** SET TASK **
Count the lines below that contain the word "title" and give only the number.

** ITEMS **
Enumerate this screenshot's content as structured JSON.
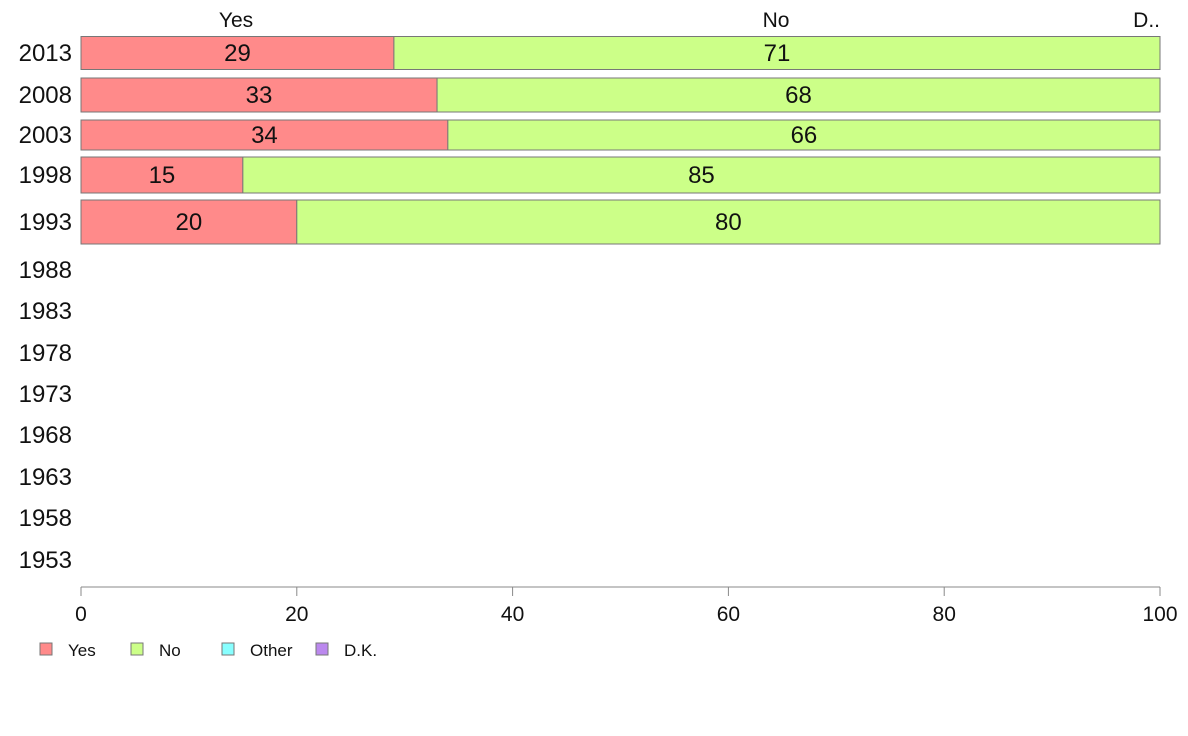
{
  "chart_data": {
    "type": "bar",
    "orientation": "horizontal",
    "stacked": true,
    "categories": [
      "2013",
      "2008",
      "2003",
      "1998",
      "1993",
      "1988",
      "1983",
      "1978",
      "1973",
      "1968",
      "1963",
      "1958",
      "1953"
    ],
    "series": [
      {
        "name": "Yes",
        "color": "#ff8a8a",
        "values": [
          29,
          33,
          34,
          15,
          20,
          null,
          null,
          null,
          null,
          null,
          null,
          null,
          null
        ]
      },
      {
        "name": "No",
        "color": "#ccff88",
        "values": [
          71,
          68,
          66,
          85,
          80,
          null,
          null,
          null,
          null,
          null,
          null,
          null,
          null
        ]
      },
      {
        "name": "Other",
        "color": "#88ffff",
        "values": [
          0,
          0,
          0,
          0,
          0,
          null,
          null,
          null,
          null,
          null,
          null,
          null,
          null
        ]
      },
      {
        "name": "D.K.",
        "color": "#bb88ee",
        "values": [
          0,
          0,
          0,
          0,
          0,
          null,
          null,
          null,
          null,
          null,
          null,
          null,
          null
        ]
      }
    ],
    "top_labels": [
      "Yes",
      "No",
      "D.."
    ],
    "xlim": [
      0,
      100
    ],
    "xticks": [
      0,
      20,
      40,
      60,
      80,
      100
    ],
    "grid": false,
    "legend_position": "bottom-left"
  }
}
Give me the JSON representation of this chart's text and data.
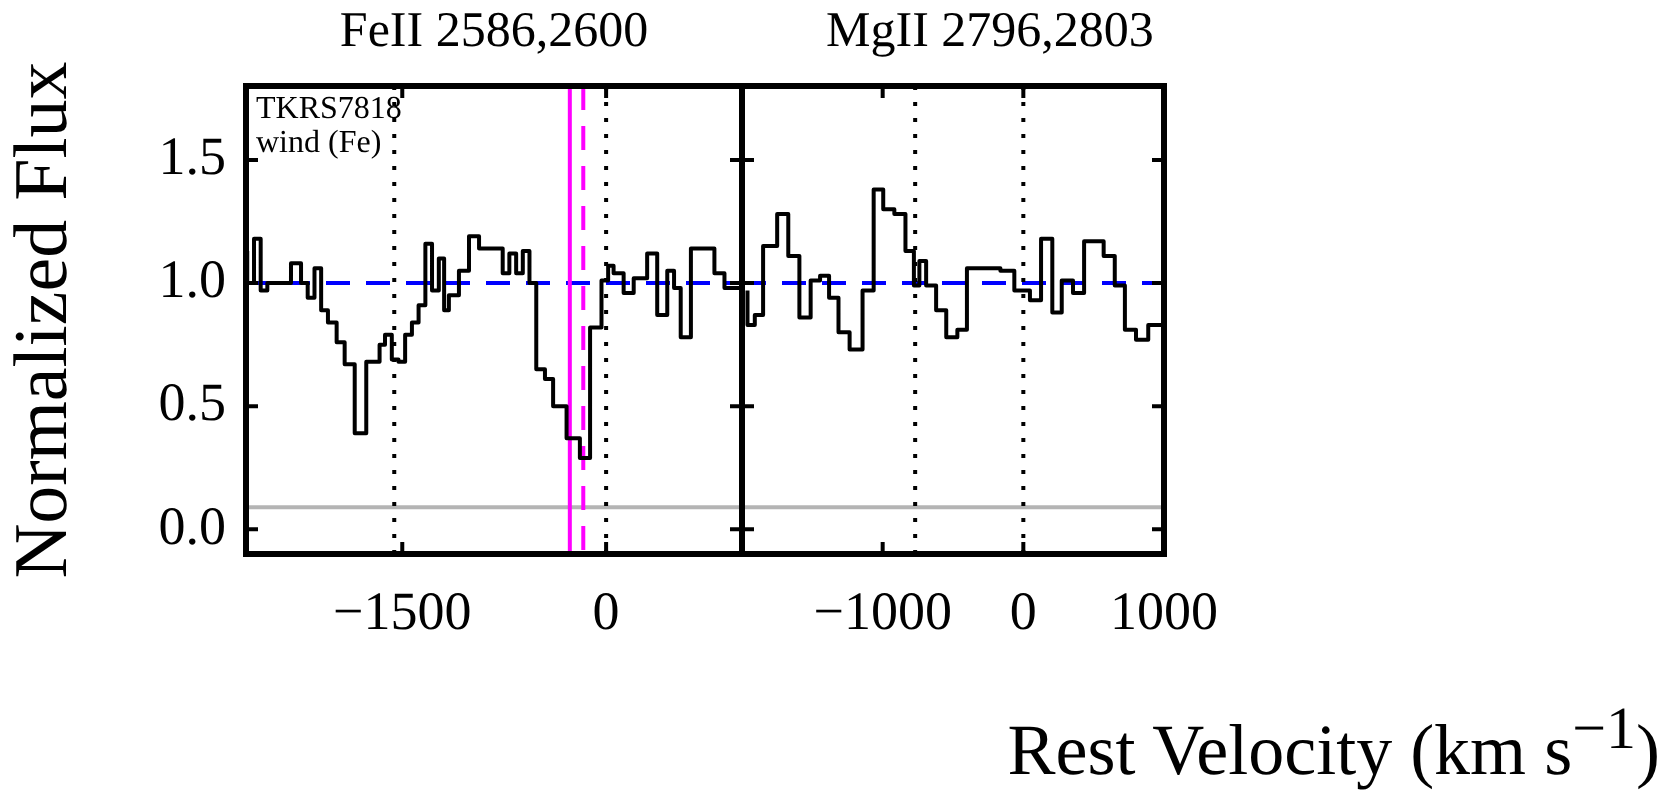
{
  "chart_data": [
    {
      "type": "step",
      "title": "FeII 2586,2600",
      "ylabel": "Normalized Flux",
      "annotations": [
        "TKRS7818",
        "wind (Fe)"
      ],
      "x": [
        -2641,
        -2591,
        -2542,
        -2493,
        -2319,
        -2245,
        -2196,
        -2146,
        -2097,
        -2047,
        -1983,
        -1924,
        -1850,
        -1765,
        -1667,
        -1627,
        -1577,
        -1528,
        -1479,
        -1429,
        -1380,
        -1330,
        -1281,
        -1231,
        -1192,
        -1157,
        -1083,
        -1009,
        -935,
        -761,
        -712,
        -662,
        -613,
        -564,
        -514,
        -450,
        -390,
        -291,
        -193,
        -118,
        -34,
        15,
        55,
        129,
        203,
        302,
        376,
        450,
        500,
        549,
        624,
        797,
        871,
        945,
        1000
      ],
      "series": [
        {
          "color": "#000000",
          "values": [
            1.13,
            1.0,
            1.18,
            0.97,
            1.0,
            1.08,
            1.0,
            0.94,
            1.06,
            0.89,
            0.84,
            0.76,
            0.67,
            0.39,
            0.68,
            0.75,
            0.79,
            0.69,
            0.68,
            0.79,
            0.84,
            0.91,
            1.16,
            0.97,
            1.1,
            0.89,
            0.95,
            1.05,
            1.19,
            1.14,
            1.04,
            1.12,
            1.04,
            1.13,
            1.0,
            0.65,
            0.61,
            0.5,
            0.37,
            0.29,
            0.82,
            1.01,
            1.07,
            1.04,
            0.96,
            1.02,
            1.12,
            0.87,
            1.05,
            0.98,
            0.78,
            1.14,
            1.04,
            0.98,
            0.98
          ]
        }
      ],
      "xlim": [
        -2650,
        1000
      ],
      "xticks": [
        -1500,
        0
      ],
      "ylim": [
        -0.1,
        1.8
      ],
      "yticks": [
        {
          "value": 0,
          "label": "0.0"
        },
        0.5,
        {
          "value": 1,
          "label": "1.0"
        },
        1.5
      ],
      "ref_lines": [
        {
          "axis": "y",
          "value": 1.0,
          "color": "#0000ff",
          "line_style": "dashed"
        },
        {
          "axis": "y",
          "value": 0.09,
          "color": "#b4b4b4",
          "line_style": "solid"
        },
        {
          "axis": "x",
          "value": -1559,
          "color": "#000000",
          "line_style": "dotted"
        },
        {
          "axis": "x",
          "value": 0,
          "color": "#000000",
          "line_style": "dotted"
        },
        {
          "axis": "x",
          "value": -267,
          "color": "#ff00ff",
          "line_style": "solid"
        },
        {
          "axis": "x",
          "value": -168,
          "color": "#ff00ff",
          "line_style": "dashed"
        }
      ],
      "grid": false,
      "legend": false
    },
    {
      "type": "step",
      "title": "MgII 2796,2803",
      "xlabel": "Rest Velocity (km s$^{−1}$)",
      "x": [
        -1961,
        -1909,
        -1850,
        -1750,
        -1671,
        -1592,
        -1512,
        -1445,
        -1381,
        -1314,
        -1235,
        -1143,
        -1064,
        -996,
        -917,
        -838,
        -778,
        -739,
        -691,
        -620,
        -548,
        -469,
        -401,
        -163,
        -64,
        47,
        126,
        206,
        273,
        353,
        432,
        571,
        650,
        722,
        801,
        888,
        948,
        1000
      ],
      "series": [
        {
          "color": "#000000",
          "values": [
            0.97,
            0.83,
            0.87,
            1.15,
            1.28,
            1.11,
            0.86,
            1.01,
            1.03,
            0.94,
            0.8,
            0.73,
            0.97,
            1.38,
            1.3,
            1.28,
            1.13,
            0.99,
            1.09,
            0.99,
            0.89,
            0.78,
            0.81,
            1.06,
            1.05,
            0.97,
            0.93,
            1.18,
            0.88,
            1.01,
            0.96,
            1.17,
            1.11,
            0.99,
            0.81,
            0.77,
            0.83,
            0.83
          ]
        }
      ],
      "xlim": [
        -2000,
        1000
      ],
      "xticks": [
        -1000,
        0,
        1000
      ],
      "ylim": [
        -0.1,
        1.8
      ],
      "tick_labels": "x",
      "ref_lines": [
        {
          "axis": "y",
          "value": 1.0,
          "color": "#0000ff",
          "line_style": "dashed"
        },
        {
          "axis": "y",
          "value": 0.09,
          "color": "#b4b4b4",
          "line_style": "solid"
        },
        {
          "axis": "x",
          "value": -769,
          "color": "#000000",
          "line_style": "dotted"
        },
        {
          "axis": "x",
          "value": 0,
          "color": "#000000",
          "line_style": "dotted"
        }
      ],
      "grid": false,
      "legend": false
    }
  ]
}
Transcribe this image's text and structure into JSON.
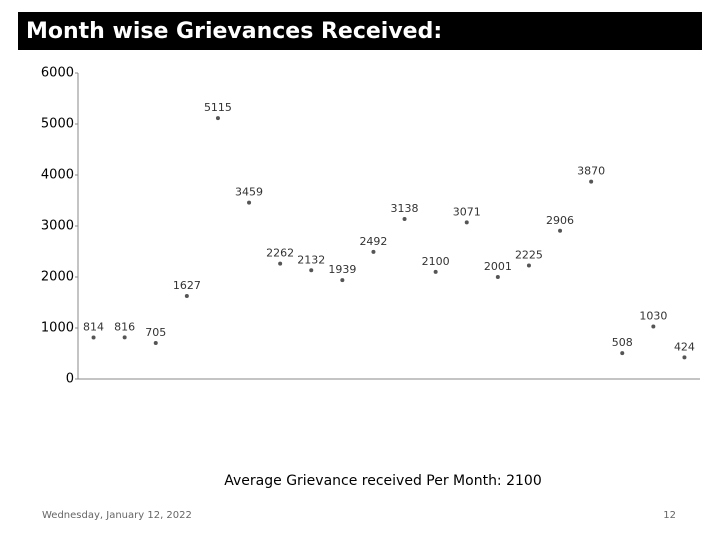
{
  "slide": {
    "title": "Month wise Grievances Received:",
    "date": "Wednesday, January 12, 2022",
    "page_number": "12"
  },
  "chart_data": {
    "type": "scatter",
    "categories": [
      null,
      null,
      null,
      null,
      null,
      null,
      null,
      null,
      null,
      null,
      null,
      null,
      null,
      null,
      null,
      null,
      null,
      null,
      null,
      null
    ],
    "values": [
      814,
      816,
      705,
      1627,
      5115,
      3459,
      2262,
      2132,
      1939,
      2492,
      3138,
      2100,
      3071,
      2001,
      2225,
      2906,
      3870,
      508,
      1030,
      424
    ],
    "color": "#555555",
    "ylim": [
      0,
      6000
    ],
    "yticks": [
      0,
      1000,
      2000,
      3000,
      4000,
      5000,
      6000
    ],
    "annotation": "Average Grievance received Per Month: 2100"
  }
}
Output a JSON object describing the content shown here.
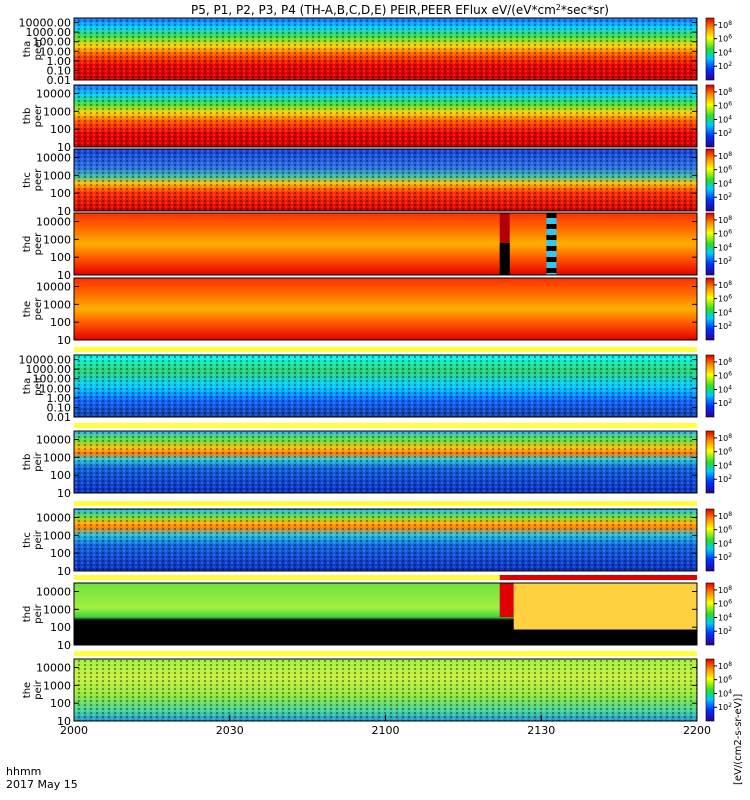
{
  "chart_data": {
    "type": "heatmap",
    "title": "P5, P1, P2, P3, P4 (TH-A,B,C,D,E) PEIR,PEER EFlux eV/(eV*cm^2*sec*sr)",
    "x_label_row1": "hhmm",
    "x_label_row2": "2017 May 15",
    "x_ticks": [
      "2000",
      "2030",
      "2100",
      "2130",
      "2200"
    ],
    "x_range_minutes": [
      0,
      120
    ],
    "colorbar_unit": "[eV/(cm2-s-sr-eV)]",
    "colorbar_ticks": [
      "10^2",
      "10^4",
      "10^6",
      "10^8"
    ],
    "panels": [
      {
        "probe": "tha",
        "species": "peer",
        "ylim": [
          0.01,
          30000
        ],
        "yticks": [
          "10000.00",
          "1000.00",
          "100.00",
          "10.00",
          "1.00",
          "0.10",
          "0.01"
        ],
        "dominant": "hot-low",
        "marker": ""
      },
      {
        "probe": "thb",
        "species": "peer",
        "ylim": [
          10,
          30000
        ],
        "yticks": [
          "10000",
          "1000",
          "100",
          "10"
        ],
        "dominant": "hot-low",
        "marker": ""
      },
      {
        "probe": "thc",
        "species": "peer",
        "ylim": [
          10,
          30000
        ],
        "yticks": [
          "10000",
          "1000",
          "100",
          "10"
        ],
        "dominant": "hot-low-noisy",
        "marker": ""
      },
      {
        "probe": "thd",
        "species": "peer",
        "ylim": [
          10,
          30000
        ],
        "yticks": [
          "10000",
          "1000",
          "100",
          "10"
        ],
        "dominant": "hot-mid",
        "marker": "gaps at 2122 and 2131"
      },
      {
        "probe": "the",
        "species": "peer",
        "ylim": [
          10,
          30000
        ],
        "yticks": [
          "10000",
          "1000",
          "100",
          "10"
        ],
        "dominant": "hot-mid",
        "marker": ""
      },
      {
        "probe": "tha",
        "species": "peir",
        "ylim": [
          0.01,
          30000
        ],
        "yticks": [
          "10000.00",
          "1000.00",
          "100.00",
          "10.00",
          "1.00",
          "0.10",
          "0.01"
        ],
        "dominant": "cool-noise",
        "marker": ""
      },
      {
        "probe": "thb",
        "species": "peir",
        "ylim": [
          10,
          30000
        ],
        "yticks": [
          "10000",
          "1000",
          "100",
          "10"
        ],
        "dominant": "band-1000",
        "marker": ""
      },
      {
        "probe": "thc",
        "species": "peir",
        "ylim": [
          10,
          30000
        ],
        "yticks": [
          "10000",
          "1000",
          "100",
          "10"
        ],
        "dominant": "band-2000",
        "marker": ""
      },
      {
        "probe": "thd",
        "species": "peir",
        "ylim": [
          10,
          30000
        ],
        "yticks": [
          "10000",
          "1000",
          "100",
          "10"
        ],
        "dominant": "green-black",
        "marker": "red bar from 2122"
      },
      {
        "probe": "the",
        "species": "peir",
        "ylim": [
          10,
          30000
        ],
        "yticks": [
          "10000",
          "1000",
          "100",
          "10"
        ],
        "dominant": "green-yellow",
        "marker": ""
      }
    ]
  }
}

** EXPECTED OUTPUT **
4